[start ENTRIES SHOWN]

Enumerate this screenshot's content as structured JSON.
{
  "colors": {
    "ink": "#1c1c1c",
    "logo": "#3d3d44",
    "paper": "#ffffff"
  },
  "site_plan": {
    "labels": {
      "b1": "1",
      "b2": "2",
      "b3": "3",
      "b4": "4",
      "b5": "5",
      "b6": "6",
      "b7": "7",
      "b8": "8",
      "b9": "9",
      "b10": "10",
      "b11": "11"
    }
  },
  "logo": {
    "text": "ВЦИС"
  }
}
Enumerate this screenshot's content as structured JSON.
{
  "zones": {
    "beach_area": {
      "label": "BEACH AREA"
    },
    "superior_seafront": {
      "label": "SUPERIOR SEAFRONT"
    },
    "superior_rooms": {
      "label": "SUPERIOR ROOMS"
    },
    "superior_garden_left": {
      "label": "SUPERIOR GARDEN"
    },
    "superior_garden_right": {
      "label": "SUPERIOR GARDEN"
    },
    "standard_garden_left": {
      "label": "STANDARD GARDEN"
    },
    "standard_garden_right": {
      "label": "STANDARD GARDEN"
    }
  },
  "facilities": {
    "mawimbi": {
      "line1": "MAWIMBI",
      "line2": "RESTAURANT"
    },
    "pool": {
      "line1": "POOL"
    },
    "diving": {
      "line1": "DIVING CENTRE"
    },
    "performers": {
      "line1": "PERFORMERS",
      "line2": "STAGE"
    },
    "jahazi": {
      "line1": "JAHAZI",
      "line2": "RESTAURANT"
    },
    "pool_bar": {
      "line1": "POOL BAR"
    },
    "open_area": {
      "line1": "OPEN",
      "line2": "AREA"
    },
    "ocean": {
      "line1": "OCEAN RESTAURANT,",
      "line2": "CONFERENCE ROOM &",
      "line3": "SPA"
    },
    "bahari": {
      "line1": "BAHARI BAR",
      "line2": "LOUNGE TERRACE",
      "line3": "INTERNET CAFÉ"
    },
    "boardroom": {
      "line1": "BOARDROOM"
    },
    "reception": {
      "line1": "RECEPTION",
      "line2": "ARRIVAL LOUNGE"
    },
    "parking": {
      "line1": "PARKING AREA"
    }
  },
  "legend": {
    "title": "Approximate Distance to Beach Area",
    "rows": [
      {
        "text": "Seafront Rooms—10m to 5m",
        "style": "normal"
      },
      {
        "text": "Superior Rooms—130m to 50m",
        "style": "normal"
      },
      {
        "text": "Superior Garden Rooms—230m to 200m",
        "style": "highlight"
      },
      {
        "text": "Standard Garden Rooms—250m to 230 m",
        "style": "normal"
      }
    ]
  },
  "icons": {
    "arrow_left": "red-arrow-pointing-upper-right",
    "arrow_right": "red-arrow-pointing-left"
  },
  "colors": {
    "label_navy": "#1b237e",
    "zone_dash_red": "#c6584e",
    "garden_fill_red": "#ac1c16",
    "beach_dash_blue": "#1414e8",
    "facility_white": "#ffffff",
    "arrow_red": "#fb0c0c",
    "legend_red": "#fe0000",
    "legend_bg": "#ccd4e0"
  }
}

[end ENTRIES SHOWN]

■ WORK TO COMPLETE
Retype the entries one by one, exactly.

■ PROBLEM SOLUTION
Enumerate this screenshot's content as structured JSON.
{
  "colors": {
    "ink": "#1c1c1c",
    "logo": "#3d3d44",
    "paper": "#ffffff"
  },
  "site_plan": {
    "labels": {
      "b1": "1",
      "b2": "2",
      "b3": "3",
      "b4": "4",
      "b5": "5",
      "b6": "6",
      "b7": "7",
      "b8": "8",
      "b9": "9",
      "b10": "10",
      "b11": "11"
    }
  },
  "logo": {
    "text": "ВЦИС"
  }
}
Enumerate this screenshot's content as structured JSON.
{
  "zones": {
    "beach_area": {
      "label": "BEACH AREA"
    },
    "superior_seafront": {
      "label": "SUPERIOR SEAFRONT"
    },
    "superior_rooms": {
      "label": "SUPERIOR ROOMS"
    },
    "superior_garden_left": {
      "label": "SUPERIOR GARDEN"
    },
    "superior_garden_right": {
      "label": "SUPERIOR GARDEN"
    },
    "standard_garden_left": {
      "label": "STANDARD GARDEN"
    },
    "standard_garden_right": {
      "label": "STANDARD GARDEN"
    }
  },
  "facilities": {
    "mawimbi": {
      "line1": "MAWIMBI",
      "line2": "RESTAURANT"
    },
    "pool": {
      "line1": "POOL"
    },
    "diving": {
      "line1": "DIVING CENTRE"
    },
    "performers": {
      "line1": "PERFORMERS",
      "line2": "STAGE"
    },
    "jahazi": {
      "line1": "JAHAZI",
      "line2": "RESTAURANT"
    },
    "pool_bar": {
      "line1": "POOL BAR"
    },
    "open_area": {
      "line1": "OPEN",
      "line2": "AREA"
    },
    "ocean": {
      "line1": "OCEAN RESTAURANT,",
      "line2": "CONFERENCE ROOM &",
      "line3": "SPA"
    },
    "bahari": {
      "line1": "BAHARI BAR",
      "line2": "LOUNGE TERRACE",
      "line3": "INTERNET CAFÉ"
    },
    "boardroom": {
      "line1": "BOARDROOM"
    },
    "reception": {
      "line1": "RECEPTION",
      "line2": "ARRIVAL LOUNGE"
    },
    "parking": {
      "line1": "PARKING AREA"
    }
  },
  "legend": {
    "title": "Approximate Distance to Beach Area",
    "rows": [
      {
        "text": "Seafront Rooms—10m to 5m",
        "style": "normal"
      },
      {
        "text": "Superior Rooms—130m to 50m",
        "style": "normal"
      },
      {
        "text": "Superior Garden Rooms—230m to 200m",
        "style": "highlight"
      },
      {
        "text": "Standard Garden Rooms—250m to 230 m",
        "style": "normal"
      }
    ]
  },
  "icons": {
    "arrow_left": "red-arrow-pointing-upper-right",
    "arrow_right": "red-arrow-pointing-left"
  },
  "colors": {
    "label_navy": "#1b237e",
    "zone_dash_red": "#c6584e",
    "garden_fill_red": "#ac1c16",
    "beach_dash_blue": "#1414e8",
    "facility_white": "#ffffff",
    "arrow_red": "#fb0c0c",
    "legend_red": "#fe0000",
    "legend_bg": "#ccd4e0"
  }
}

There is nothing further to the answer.